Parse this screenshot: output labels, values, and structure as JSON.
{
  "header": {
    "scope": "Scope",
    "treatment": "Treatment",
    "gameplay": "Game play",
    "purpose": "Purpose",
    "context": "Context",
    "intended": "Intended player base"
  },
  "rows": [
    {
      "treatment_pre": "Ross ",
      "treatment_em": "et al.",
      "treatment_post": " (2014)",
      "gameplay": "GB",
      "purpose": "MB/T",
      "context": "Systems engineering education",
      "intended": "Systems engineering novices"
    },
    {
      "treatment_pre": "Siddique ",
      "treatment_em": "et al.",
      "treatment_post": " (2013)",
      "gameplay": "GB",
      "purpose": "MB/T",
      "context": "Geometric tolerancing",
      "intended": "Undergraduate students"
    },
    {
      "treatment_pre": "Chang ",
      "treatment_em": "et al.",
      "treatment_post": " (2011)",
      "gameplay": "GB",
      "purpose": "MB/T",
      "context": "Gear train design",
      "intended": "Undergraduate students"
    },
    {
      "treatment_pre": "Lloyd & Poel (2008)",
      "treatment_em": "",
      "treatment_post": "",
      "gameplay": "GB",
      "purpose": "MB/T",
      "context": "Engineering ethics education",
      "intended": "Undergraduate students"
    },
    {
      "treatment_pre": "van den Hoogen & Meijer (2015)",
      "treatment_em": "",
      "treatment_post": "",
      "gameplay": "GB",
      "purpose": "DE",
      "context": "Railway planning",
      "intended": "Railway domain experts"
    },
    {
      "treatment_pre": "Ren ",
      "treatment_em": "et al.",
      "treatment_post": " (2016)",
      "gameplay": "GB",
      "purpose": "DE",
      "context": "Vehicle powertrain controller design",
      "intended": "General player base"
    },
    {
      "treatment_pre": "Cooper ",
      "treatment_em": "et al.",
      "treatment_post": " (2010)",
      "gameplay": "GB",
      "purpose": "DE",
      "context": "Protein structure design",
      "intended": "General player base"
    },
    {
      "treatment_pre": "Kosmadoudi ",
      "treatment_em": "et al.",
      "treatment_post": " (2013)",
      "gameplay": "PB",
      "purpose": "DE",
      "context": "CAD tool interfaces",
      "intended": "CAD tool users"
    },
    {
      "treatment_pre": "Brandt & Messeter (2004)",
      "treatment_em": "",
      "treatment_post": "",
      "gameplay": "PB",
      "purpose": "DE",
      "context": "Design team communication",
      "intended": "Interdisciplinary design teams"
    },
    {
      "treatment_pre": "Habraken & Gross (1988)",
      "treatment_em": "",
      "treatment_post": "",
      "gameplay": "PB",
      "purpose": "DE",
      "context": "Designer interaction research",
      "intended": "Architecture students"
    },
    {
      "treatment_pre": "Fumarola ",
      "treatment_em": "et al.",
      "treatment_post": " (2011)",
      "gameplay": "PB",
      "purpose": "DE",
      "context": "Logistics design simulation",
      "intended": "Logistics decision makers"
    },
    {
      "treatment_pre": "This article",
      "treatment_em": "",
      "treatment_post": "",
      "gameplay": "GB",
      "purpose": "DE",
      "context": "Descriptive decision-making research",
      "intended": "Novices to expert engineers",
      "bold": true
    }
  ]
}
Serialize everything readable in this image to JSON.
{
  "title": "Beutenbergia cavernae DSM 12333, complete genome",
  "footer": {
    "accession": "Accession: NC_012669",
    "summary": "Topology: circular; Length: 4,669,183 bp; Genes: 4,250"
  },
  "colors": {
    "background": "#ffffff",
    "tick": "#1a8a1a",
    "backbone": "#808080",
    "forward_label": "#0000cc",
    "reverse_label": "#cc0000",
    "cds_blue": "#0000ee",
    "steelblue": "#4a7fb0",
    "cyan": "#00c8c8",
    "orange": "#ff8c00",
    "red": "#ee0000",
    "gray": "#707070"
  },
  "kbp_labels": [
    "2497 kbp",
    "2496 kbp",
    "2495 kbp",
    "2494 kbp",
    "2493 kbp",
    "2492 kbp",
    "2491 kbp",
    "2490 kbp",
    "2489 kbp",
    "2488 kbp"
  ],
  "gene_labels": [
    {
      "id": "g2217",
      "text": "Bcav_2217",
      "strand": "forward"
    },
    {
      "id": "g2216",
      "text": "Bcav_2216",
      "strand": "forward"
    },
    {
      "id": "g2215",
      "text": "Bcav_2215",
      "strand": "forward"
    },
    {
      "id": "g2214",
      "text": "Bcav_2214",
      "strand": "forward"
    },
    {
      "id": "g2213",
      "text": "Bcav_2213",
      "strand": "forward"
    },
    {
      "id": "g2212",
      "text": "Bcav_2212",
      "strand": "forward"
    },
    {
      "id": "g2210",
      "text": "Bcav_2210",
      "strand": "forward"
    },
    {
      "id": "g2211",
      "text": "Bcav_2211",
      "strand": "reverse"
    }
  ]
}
-------------------------
## [Exercise brief]
Write back every line of the material exactly as it was provided.

## [Finished task]
Parse this screenshot: output labels, values, and structure as JSON.
{
  "header": {
    "scope": "Scope",
    "treatment": "Treatment",
    "gameplay": "Game play",
    "purpose": "Purpose",
    "context": "Context",
    "intended": "Intended player base"
  },
  "rows": [
    {
      "treatment_pre": "Ross ",
      "treatment_em": "et al.",
      "treatment_post": " (2014)",
      "gameplay": "GB",
      "purpose": "MB/T",
      "context": "Systems engineering education",
      "intended": "Systems engineering novices"
    },
    {
      "treatment_pre": "Siddique ",
      "treatment_em": "et al.",
      "treatment_post": " (2013)",
      "gameplay": "GB",
      "purpose": "MB/T",
      "context": "Geometric tolerancing",
      "intended": "Undergraduate students"
    },
    {
      "treatment_pre": "Chang ",
      "treatment_em": "et al.",
      "treatment_post": " (2011)",
      "gameplay": "GB",
      "purpose": "MB/T",
      "context": "Gear train design",
      "intended": "Undergraduate students"
    },
    {
      "treatment_pre": "Lloyd & Poel (2008)",
      "treatment_em": "",
      "treatment_post": "",
      "gameplay": "GB",
      "purpose": "MB/T",
      "context": "Engineering ethics education",
      "intended": "Undergraduate students"
    },
    {
      "treatment_pre": "van den Hoogen & Meijer (2015)",
      "treatment_em": "",
      "treatment_post": "",
      "gameplay": "GB",
      "purpose": "DE",
      "context": "Railway planning",
      "intended": "Railway domain experts"
    },
    {
      "treatment_pre": "Ren ",
      "treatment_em": "et al.",
      "treatment_post": " (2016)",
      "gameplay": "GB",
      "purpose": "DE",
      "context": "Vehicle powertrain controller design",
      "intended": "General player base"
    },
    {
      "treatment_pre": "Cooper ",
      "treatment_em": "et al.",
      "treatment_post": " (2010)",
      "gameplay": "GB",
      "purpose": "DE",
      "context": "Protein structure design",
      "intended": "General player base"
    },
    {
      "treatment_pre": "Kosmadoudi ",
      "treatment_em": "et al.",
      "treatment_post": " (2013)",
      "gameplay": "PB",
      "purpose": "DE",
      "context": "CAD tool interfaces",
      "intended": "CAD tool users"
    },
    {
      "treatment_pre": "Brandt & Messeter (2004)",
      "treatment_em": "",
      "treatment_post": "",
      "gameplay": "PB",
      "purpose": "DE",
      "context": "Design team communication",
      "intended": "Interdisciplinary design teams"
    },
    {
      "treatment_pre": "Habraken & Gross (1988)",
      "treatment_em": "",
      "treatment_post": "",
      "gameplay": "PB",
      "purpose": "DE",
      "context": "Designer interaction research",
      "intended": "Architecture students"
    },
    {
      "treatment_pre": "Fumarola ",
      "treatment_em": "et al.",
      "treatment_post": " (2011)",
      "gameplay": "PB",
      "purpose": "DE",
      "context": "Logistics design simulation",
      "intended": "Logistics decision makers"
    },
    {
      "treatment_pre": "This article",
      "treatment_em": "",
      "treatment_post": "",
      "gameplay": "GB",
      "purpose": "DE",
      "context": "Descriptive decision-making research",
      "intended": "Novices to expert engineers",
      "bold": true
    }
  ]
}
Serialize everything readable in this image to JSON.
{
  "title": "Beutenbergia cavernae DSM 12333, complete genome",
  "footer": {
    "accession": "Accession: NC_012669",
    "summary": "Topology: circular; Length: 4,669,183 bp; Genes: 4,250"
  },
  "colors": {
    "background": "#ffffff",
    "tick": "#1a8a1a",
    "backbone": "#808080",
    "forward_label": "#0000cc",
    "reverse_label": "#cc0000",
    "cds_blue": "#0000ee",
    "steelblue": "#4a7fb0",
    "cyan": "#00c8c8",
    "orange": "#ff8c00",
    "red": "#ee0000",
    "gray": "#707070"
  },
  "kbp_labels": [
    "2497 kbp",
    "2496 kbp",
    "2495 kbp",
    "2494 kbp",
    "2493 kbp",
    "2492 kbp",
    "2491 kbp",
    "2490 kbp",
    "2489 kbp",
    "2488 kbp"
  ],
  "gene_labels": [
    {
      "id": "g2217",
      "text": "Bcav_2217",
      "strand": "forward"
    },
    {
      "id": "g2216",
      "text": "Bcav_2216",
      "strand": "forward"
    },
    {
      "id": "g2215",
      "text": "Bcav_2215",
      "strand": "forward"
    },
    {
      "id": "g2214",
      "text": "Bcav_2214",
      "strand": "forward"
    },
    {
      "id": "g2213",
      "text": "Bcav_2213",
      "strand": "forward"
    },
    {
      "id": "g2212",
      "text": "Bcav_2212",
      "strand": "forward"
    },
    {
      "id": "g2210",
      "text": "Bcav_2210",
      "strand": "forward"
    },
    {
      "id": "g2211",
      "text": "Bcav_2211",
      "strand": "reverse"
    }
  ]
}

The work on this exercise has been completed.